— Supplied material —
* * * *

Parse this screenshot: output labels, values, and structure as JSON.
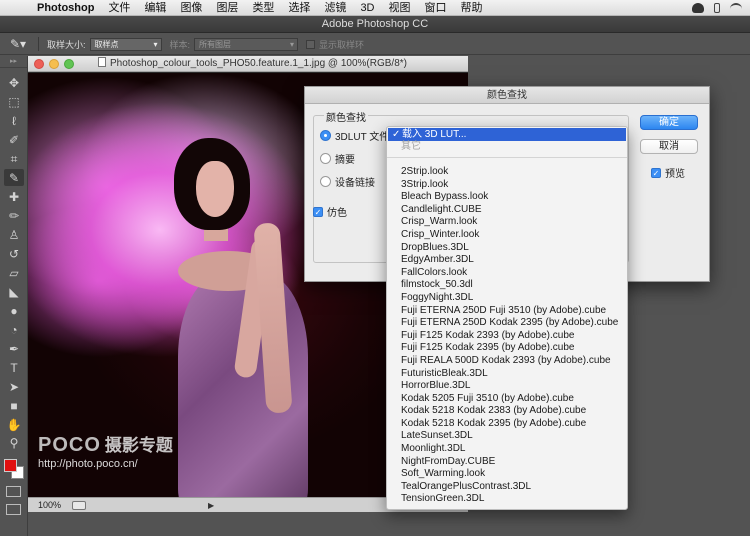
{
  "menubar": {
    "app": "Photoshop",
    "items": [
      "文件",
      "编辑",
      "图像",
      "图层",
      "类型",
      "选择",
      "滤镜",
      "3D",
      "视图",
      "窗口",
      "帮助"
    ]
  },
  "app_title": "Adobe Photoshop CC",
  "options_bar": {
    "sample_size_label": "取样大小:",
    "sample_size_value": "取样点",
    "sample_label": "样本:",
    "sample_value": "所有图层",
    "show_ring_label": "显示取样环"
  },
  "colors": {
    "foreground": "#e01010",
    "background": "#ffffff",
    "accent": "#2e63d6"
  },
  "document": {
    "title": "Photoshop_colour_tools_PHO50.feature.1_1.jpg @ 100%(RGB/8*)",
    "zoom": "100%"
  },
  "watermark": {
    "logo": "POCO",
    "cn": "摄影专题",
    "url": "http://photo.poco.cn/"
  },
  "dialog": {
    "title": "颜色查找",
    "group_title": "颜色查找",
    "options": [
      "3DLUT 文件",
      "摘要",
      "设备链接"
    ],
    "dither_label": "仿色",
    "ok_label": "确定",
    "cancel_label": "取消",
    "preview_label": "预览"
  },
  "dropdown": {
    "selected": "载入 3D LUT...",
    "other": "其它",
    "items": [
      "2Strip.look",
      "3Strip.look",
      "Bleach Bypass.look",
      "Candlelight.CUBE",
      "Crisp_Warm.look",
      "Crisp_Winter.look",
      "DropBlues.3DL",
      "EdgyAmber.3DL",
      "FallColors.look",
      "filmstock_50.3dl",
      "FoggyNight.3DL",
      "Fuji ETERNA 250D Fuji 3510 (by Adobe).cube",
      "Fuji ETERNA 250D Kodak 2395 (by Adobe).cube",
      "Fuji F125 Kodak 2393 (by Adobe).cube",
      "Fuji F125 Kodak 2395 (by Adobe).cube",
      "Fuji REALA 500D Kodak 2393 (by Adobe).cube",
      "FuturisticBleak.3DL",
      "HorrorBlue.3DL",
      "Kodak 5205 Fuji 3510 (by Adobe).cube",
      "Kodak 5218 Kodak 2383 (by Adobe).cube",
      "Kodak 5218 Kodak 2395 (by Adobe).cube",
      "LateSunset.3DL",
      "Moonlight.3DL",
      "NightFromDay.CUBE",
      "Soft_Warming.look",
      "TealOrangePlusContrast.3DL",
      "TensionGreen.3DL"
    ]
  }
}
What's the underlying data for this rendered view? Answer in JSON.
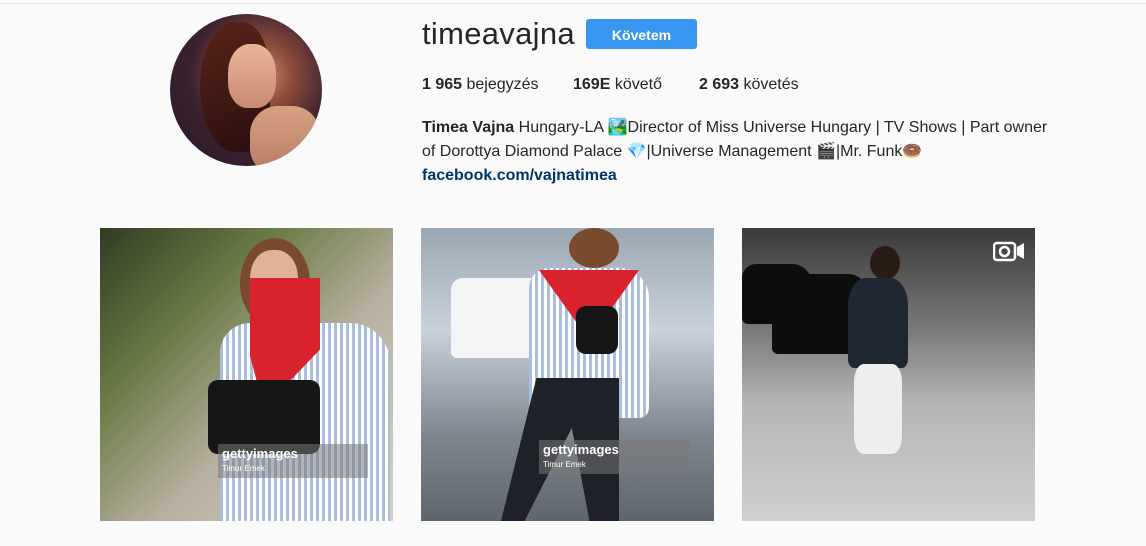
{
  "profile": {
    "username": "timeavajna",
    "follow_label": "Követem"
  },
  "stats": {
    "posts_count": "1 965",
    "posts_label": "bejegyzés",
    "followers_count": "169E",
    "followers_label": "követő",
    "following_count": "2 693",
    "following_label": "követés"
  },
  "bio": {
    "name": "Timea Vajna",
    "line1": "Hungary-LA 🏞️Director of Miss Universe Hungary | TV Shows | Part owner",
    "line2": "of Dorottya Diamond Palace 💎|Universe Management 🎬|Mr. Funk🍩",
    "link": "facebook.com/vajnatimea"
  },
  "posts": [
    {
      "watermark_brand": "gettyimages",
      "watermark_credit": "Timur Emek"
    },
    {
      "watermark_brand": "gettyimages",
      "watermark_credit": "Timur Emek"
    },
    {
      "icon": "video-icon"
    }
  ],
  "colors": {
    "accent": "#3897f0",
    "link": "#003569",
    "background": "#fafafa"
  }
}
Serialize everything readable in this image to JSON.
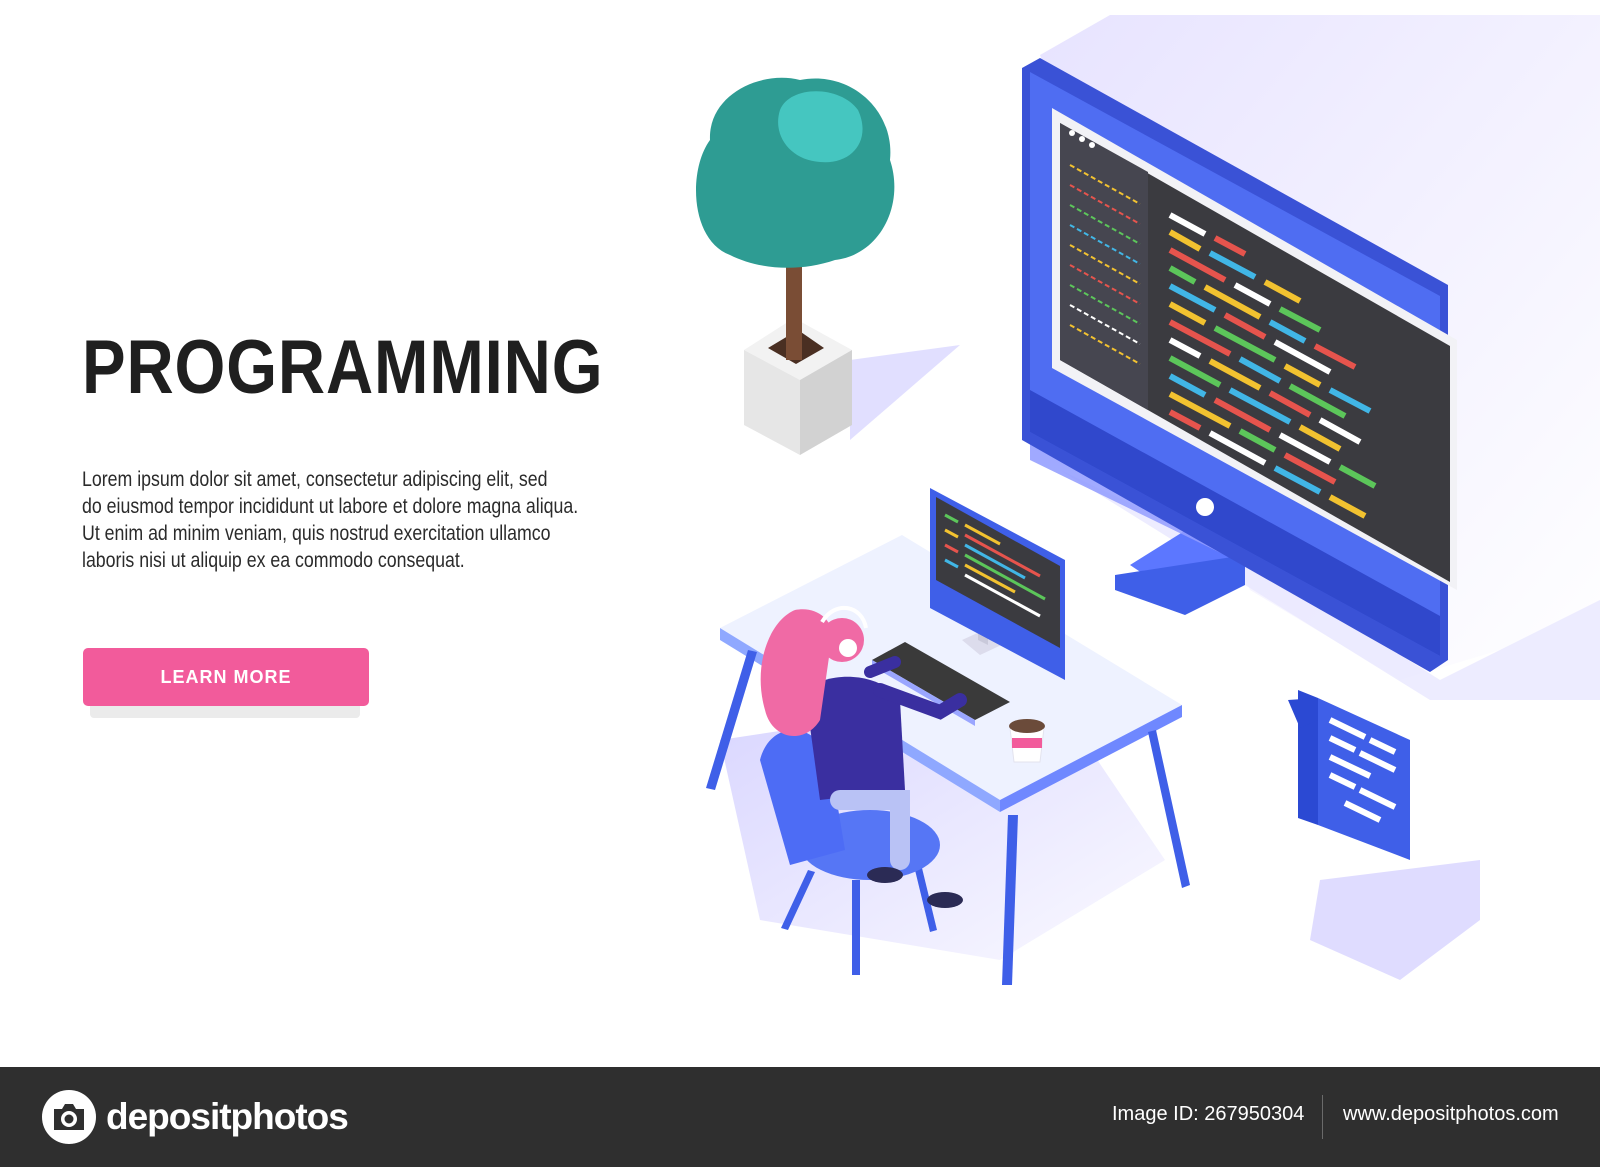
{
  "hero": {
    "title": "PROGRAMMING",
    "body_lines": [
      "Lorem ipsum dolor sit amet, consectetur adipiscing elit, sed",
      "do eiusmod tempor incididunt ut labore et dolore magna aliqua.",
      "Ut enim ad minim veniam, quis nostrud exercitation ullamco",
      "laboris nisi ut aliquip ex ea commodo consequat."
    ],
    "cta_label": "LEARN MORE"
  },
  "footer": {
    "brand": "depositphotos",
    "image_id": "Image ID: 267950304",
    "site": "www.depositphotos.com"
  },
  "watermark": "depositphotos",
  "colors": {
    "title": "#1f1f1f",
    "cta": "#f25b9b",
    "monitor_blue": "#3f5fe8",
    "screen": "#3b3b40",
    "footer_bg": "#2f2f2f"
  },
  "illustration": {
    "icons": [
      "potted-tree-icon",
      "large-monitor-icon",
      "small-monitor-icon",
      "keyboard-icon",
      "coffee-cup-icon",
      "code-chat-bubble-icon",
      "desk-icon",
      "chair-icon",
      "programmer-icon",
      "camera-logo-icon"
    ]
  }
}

* * * *

Gather each line from the listing above that holds "Adobe".

— Complete output —
  "app_title": "Adobe Photoshop CC",
      "Fuji ETERNA 250D Fuji 3510 (by Adobe).cube",
      "Fuji ETERNA 250D Kodak 2395 (by Adobe).cube",
      "Fuji F125 Kodak 2393 (by Adobe).cube",
      "Fuji F125 Kodak 2395 (by Adobe).cube",
      "Fuji REALA 500D Kodak 2393 (by Adobe).cube",
      "Kodak 5205 Fuji 3510 (by Adobe).cube",
      "Kodak 5218 Kodak 2383 (by Adobe).cube",
      "Kodak 5218 Kodak 2395 (by Adobe).cube",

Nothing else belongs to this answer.